## SHORT TASK
Verbatim output of all the material below is required.

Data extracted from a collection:
----
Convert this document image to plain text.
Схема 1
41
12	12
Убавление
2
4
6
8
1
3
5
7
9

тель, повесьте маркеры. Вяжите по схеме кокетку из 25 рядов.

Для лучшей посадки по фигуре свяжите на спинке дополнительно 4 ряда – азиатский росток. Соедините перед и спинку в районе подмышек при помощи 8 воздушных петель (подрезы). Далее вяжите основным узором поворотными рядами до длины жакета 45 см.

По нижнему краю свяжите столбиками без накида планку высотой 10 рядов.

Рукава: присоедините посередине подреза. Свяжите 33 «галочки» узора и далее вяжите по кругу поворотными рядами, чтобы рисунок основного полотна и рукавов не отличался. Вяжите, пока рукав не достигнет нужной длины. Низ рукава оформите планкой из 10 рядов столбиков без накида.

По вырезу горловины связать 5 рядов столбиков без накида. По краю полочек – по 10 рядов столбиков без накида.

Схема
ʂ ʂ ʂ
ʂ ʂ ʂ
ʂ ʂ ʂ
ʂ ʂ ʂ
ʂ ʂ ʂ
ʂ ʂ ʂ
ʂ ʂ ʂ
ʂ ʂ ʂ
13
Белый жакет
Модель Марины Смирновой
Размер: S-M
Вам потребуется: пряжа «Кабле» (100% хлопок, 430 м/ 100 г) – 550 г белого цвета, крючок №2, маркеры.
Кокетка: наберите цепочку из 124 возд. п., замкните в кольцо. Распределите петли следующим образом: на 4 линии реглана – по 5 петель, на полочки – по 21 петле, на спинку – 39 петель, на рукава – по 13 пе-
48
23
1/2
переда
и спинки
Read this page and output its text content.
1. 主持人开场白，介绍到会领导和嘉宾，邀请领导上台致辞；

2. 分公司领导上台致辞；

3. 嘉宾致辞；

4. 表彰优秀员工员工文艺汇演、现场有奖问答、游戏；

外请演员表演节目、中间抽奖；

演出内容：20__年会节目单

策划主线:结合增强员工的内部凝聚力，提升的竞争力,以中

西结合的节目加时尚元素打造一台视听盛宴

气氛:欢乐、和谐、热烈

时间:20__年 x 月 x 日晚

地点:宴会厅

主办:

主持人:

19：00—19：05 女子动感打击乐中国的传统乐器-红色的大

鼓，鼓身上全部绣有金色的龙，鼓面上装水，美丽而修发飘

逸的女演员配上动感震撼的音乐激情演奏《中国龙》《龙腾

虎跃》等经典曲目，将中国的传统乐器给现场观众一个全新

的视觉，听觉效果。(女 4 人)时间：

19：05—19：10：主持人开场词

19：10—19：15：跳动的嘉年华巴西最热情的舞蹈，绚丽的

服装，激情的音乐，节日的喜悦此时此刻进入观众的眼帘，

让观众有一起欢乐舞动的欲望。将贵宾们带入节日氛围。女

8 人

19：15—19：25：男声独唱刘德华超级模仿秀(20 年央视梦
----
## RESPONSE TO THE TASK
Convert this document image to plain text.
Схема 1
41
12	12
Убавление
2
4
6
8
1
3
5
7
9

тель, повесьте маркеры. Вяжите по схеме кокетку из 25 рядов.

Для лучшей посадки по фигуре свяжите на спинке дополнительно 4 ряда – азиатский росток. Соедините перед и спинку в районе подмышек при помощи 8 воздушных петель (подрезы). Далее вяжите основным узором поворотными рядами до длины жакета 45 см.

По нижнему краю свяжите столбиками без накида планку высотой 10 рядов.

Рукава: присоедините посередине подреза. Свяжите 33 «галочки» узора и далее вяжите по кругу поворотными рядами, чтобы рисунок основного полотна и рукавов не отличался. Вяжите, пока рукав не достигнет нужной длины. Низ рукава оформите планкой из 10 рядов столбиков без накида.

По вырезу горловины связать 5 рядов столбиков без накида. По краю полочек – по 10 рядов столбиков без накида.

Схема
ʂ ʂ ʂ
ʂ ʂ ʂ
ʂ ʂ ʂ
ʂ ʂ ʂ
ʂ ʂ ʂ
ʂ ʂ ʂ
ʂ ʂ ʂ
ʂ ʂ ʂ
13
Белый жакет
Модель Марины Смирновой
Размер: S-M
Вам потребуется: пряжа «Кабле» (100% хлопок, 430 м/ 100 г) – 550 г белого цвета, крючок №2, маркеры.
Кокетка: наберите цепочку из 124 возд. п., замкните в кольцо. Распределите петли следующим образом: на 4 линии реглана – по 5 петель, на полочки – по 21 петле, на спинку – 39 петель, на рукава – по 13 пе-
48
23
1/2
переда
и спинки
Read this page and output its text content.
1. 主持人开场白，介绍到会领导和嘉宾，邀请领导上台致辞；

2. 分公司领导上台致辞；

3. 嘉宾致辞；

4. 表彰优秀员工员工文艺汇演、现场有奖问答、游戏；

外请演员表演节目、中间抽奖；

演出内容：20__年会节目单

策划主线:结合增强员工的内部凝聚力，提升的竞争力,以中

西结合的节目加时尚元素打造一台视听盛宴

气氛:欢乐、和谐、热烈

时间:20__年 x 月 x 日晚

地点:宴会厅

主办:

主持人:

19：00—19：05 女子动感打击乐中国的传统乐器-红色的大

鼓，鼓身上全部绣有金色的龙，鼓面上装水，美丽而修发飘

逸的女演员配上动感震撼的音乐激情演奏《中国龙》《龙腾

虎跃》等经典曲目，将中国的传统乐器给现场观众一个全新

的视觉，听觉效果。(女 4 人)时间：

19：05—19：10：主持人开场词

19：10—19：15：跳动的嘉年华巴西最热情的舞蹈，绚丽的

服装，激情的音乐，节日的喜悦此时此刻进入观众的眼帘，

让观众有一起欢乐舞动的欲望。将贵宾们带入节日氛围。女

8 人

19：15—19：25：男声独唱刘德华超级模仿秀(20 年央视梦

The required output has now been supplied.